• Exercise:
Write out the whole listing word for word.

• Records provided:
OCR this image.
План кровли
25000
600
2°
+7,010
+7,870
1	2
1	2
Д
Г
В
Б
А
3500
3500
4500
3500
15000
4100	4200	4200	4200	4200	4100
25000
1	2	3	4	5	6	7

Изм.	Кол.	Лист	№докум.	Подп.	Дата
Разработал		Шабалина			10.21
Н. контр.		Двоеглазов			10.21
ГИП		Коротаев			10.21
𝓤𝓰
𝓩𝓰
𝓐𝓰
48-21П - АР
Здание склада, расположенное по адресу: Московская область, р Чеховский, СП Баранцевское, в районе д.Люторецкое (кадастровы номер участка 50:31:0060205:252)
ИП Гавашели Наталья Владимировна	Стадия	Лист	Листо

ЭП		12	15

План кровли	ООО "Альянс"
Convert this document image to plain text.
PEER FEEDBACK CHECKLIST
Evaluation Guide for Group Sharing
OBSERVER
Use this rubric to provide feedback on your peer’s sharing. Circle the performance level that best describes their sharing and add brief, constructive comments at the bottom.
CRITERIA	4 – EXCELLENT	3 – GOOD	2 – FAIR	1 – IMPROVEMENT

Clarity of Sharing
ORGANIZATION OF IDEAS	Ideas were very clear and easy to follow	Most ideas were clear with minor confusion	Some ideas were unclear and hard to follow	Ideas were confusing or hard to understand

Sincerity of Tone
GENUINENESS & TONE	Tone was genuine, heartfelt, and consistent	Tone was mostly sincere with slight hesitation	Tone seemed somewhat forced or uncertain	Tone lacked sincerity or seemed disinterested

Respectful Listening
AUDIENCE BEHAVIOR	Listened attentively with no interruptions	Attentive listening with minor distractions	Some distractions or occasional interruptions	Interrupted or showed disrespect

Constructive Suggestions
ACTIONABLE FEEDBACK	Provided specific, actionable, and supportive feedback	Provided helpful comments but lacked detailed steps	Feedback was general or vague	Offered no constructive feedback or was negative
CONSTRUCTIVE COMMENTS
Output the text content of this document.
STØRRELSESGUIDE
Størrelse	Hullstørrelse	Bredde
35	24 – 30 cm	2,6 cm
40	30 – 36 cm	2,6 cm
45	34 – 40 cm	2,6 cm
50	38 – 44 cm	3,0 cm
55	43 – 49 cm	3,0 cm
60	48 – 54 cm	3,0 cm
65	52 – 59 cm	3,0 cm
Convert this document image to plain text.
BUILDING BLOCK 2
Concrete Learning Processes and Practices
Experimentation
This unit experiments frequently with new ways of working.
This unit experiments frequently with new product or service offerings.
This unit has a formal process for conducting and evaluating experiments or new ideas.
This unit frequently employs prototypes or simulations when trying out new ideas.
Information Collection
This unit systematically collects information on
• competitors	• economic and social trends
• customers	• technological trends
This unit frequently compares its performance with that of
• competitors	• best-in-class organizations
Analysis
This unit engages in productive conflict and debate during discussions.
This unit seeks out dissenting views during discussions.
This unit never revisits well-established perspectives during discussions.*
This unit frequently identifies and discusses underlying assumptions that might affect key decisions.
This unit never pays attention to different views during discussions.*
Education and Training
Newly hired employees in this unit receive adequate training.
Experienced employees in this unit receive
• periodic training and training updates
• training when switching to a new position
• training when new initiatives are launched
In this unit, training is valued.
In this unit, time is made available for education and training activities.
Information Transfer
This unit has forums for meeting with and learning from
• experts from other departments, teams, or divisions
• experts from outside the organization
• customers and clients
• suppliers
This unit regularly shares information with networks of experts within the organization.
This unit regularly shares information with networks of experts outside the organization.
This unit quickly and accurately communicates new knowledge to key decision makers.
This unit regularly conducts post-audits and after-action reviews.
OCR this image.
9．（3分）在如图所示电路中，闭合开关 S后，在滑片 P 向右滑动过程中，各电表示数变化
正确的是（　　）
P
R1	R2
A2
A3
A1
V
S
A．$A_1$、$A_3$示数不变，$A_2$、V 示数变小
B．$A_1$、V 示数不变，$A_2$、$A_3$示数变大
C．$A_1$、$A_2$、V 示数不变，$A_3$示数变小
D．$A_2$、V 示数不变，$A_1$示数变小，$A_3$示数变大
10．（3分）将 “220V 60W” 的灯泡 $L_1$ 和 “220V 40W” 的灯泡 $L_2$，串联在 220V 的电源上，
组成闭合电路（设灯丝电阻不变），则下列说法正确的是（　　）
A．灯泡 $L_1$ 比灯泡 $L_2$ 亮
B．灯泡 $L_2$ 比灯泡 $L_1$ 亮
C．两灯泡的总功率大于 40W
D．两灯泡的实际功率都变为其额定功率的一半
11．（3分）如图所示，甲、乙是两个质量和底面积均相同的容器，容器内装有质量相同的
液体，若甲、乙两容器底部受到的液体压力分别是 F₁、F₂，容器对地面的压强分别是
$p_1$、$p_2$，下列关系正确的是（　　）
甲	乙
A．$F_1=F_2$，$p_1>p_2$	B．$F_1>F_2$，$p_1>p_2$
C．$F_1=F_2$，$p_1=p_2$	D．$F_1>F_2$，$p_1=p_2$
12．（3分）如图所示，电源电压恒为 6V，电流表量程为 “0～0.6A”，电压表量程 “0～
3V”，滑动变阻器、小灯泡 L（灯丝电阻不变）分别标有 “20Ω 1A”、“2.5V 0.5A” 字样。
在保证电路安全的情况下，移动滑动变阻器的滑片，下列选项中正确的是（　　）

• Written reply:
OCR this image.
План кровли
25000
600
2°
+7,010
+7,870
1	2
1	2
Д
Г
В
Б
А
3500
3500
4500
3500
15000
4100	4200	4200	4200	4200	4100
25000
1	2	3	4	5	6	7

Изм.	Кол.	Лист	№докум.	Подп.	Дата
Разработал		Шабалина			10.21
Н. контр.		Двоеглазов			10.21
ГИП		Коротаев			10.21
𝓤𝓰
𝓩𝓰
𝓐𝓰
48-21П - АР
Здание склада, расположенное по адресу: Московская область, р Чеховский, СП Баранцевское, в районе д.Люторецкое (кадастровы номер участка 50:31:0060205:252)
ИП Гавашели Наталья Владимировна	Стадия	Лист	Листо

ЭП		12	15

План кровли	ООО "Альянс"
Convert this document image to plain text.
PEER FEEDBACK CHECKLIST
Evaluation Guide for Group Sharing
OBSERVER
Use this rubric to provide feedback on your peer’s sharing. Circle the performance level that best describes their sharing and add brief, constructive comments at the bottom.
CRITERIA	4 – EXCELLENT	3 – GOOD	2 – FAIR	1 – IMPROVEMENT

Clarity of Sharing
ORGANIZATION OF IDEAS	Ideas were very clear and easy to follow	Most ideas were clear with minor confusion	Some ideas were unclear and hard to follow	Ideas were confusing or hard to understand

Sincerity of Tone
GENUINENESS & TONE	Tone was genuine, heartfelt, and consistent	Tone was mostly sincere with slight hesitation	Tone seemed somewhat forced or uncertain	Tone lacked sincerity or seemed disinterested

Respectful Listening
AUDIENCE BEHAVIOR	Listened attentively with no interruptions	Attentive listening with minor distractions	Some distractions or occasional interruptions	Interrupted or showed disrespect

Constructive Suggestions
ACTIONABLE FEEDBACK	Provided specific, actionable, and supportive feedback	Provided helpful comments but lacked detailed steps	Feedback was general or vague	Offered no constructive feedback or was negative
CONSTRUCTIVE COMMENTS
Output the text content of this document.
STØRRELSESGUIDE
Størrelse	Hullstørrelse	Bredde
35	24 – 30 cm	2,6 cm
40	30 – 36 cm	2,6 cm
45	34 – 40 cm	2,6 cm
50	38 – 44 cm	3,0 cm
55	43 – 49 cm	3,0 cm
60	48 – 54 cm	3,0 cm
65	52 – 59 cm	3,0 cm
Convert this document image to plain text.
BUILDING BLOCK 2
Concrete Learning Processes and Practices
Experimentation
This unit experiments frequently with new ways of working.
This unit experiments frequently with new product or service offerings.
This unit has a formal process for conducting and evaluating experiments or new ideas.
This unit frequently employs prototypes or simulations when trying out new ideas.
Information Collection
This unit systematically collects information on
• competitors	• economic and social trends
• customers	• technological trends
This unit frequently compares its performance with that of
• competitors	• best-in-class organizations
Analysis
This unit engages in productive conflict and debate during discussions.
This unit seeks out dissenting views during discussions.
This unit never revisits well-established perspectives during discussions.*
This unit frequently identifies and discusses underlying assumptions that might affect key decisions.
This unit never pays attention to different views during discussions.*
Education and Training
Newly hired employees in this unit receive adequate training.
Experienced employees in this unit receive
• periodic training and training updates
• training when switching to a new position
• training when new initiatives are launched
In this unit, training is valued.
In this unit, time is made available for education and training activities.
Information Transfer
This unit has forums for meeting with and learning from
• experts from other departments, teams, or divisions
• experts from outside the organization
• customers and clients
• suppliers
This unit regularly shares information with networks of experts within the organization.
This unit regularly shares information with networks of experts outside the organization.
This unit quickly and accurately communicates new knowledge to key decision makers.
This unit regularly conducts post-audits and after-action reviews.
OCR this image.
9．（3分）在如图所示电路中，闭合开关 S后，在滑片 P 向右滑动过程中，各电表示数变化
正确的是（　　）
P
R1	R2
A2
A3
A1
V
S
A．$A_1$、$A_3$示数不变，$A_2$、V 示数变小
B．$A_1$、V 示数不变，$A_2$、$A_3$示数变大
C．$A_1$、$A_2$、V 示数不变，$A_3$示数变小
D．$A_2$、V 示数不变，$A_1$示数变小，$A_3$示数变大
10．（3分）将 “220V 60W” 的灯泡 $L_1$ 和 “220V 40W” 的灯泡 $L_2$，串联在 220V 的电源上，
组成闭合电路（设灯丝电阻不变），则下列说法正确的是（　　）
A．灯泡 $L_1$ 比灯泡 $L_2$ 亮
B．灯泡 $L_2$ 比灯泡 $L_1$ 亮
C．两灯泡的总功率大于 40W
D．两灯泡的实际功率都变为其额定功率的一半
11．（3分）如图所示，甲、乙是两个质量和底面积均相同的容器，容器内装有质量相同的
液体，若甲、乙两容器底部受到的液体压力分别是 F₁、F₂，容器对地面的压强分别是
$p_1$、$p_2$，下列关系正确的是（　　）
甲	乙
A．$F_1=F_2$，$p_1>p_2$	B．$F_1>F_2$，$p_1>p_2$
C．$F_1=F_2$，$p_1=p_2$	D．$F_1>F_2$，$p_1=p_2$
12．（3分）如图所示，电源电压恒为 6V，电流表量程为 “0～0.6A”，电压表量程 “0～
3V”，滑动变阻器、小灯泡 L（灯丝电阻不变）分别标有 “20Ω 1A”、“2.5V 0.5A” 字样。
在保证电路安全的情况下，移动滑动变阻器的滑片，下列选项中正确的是（　　）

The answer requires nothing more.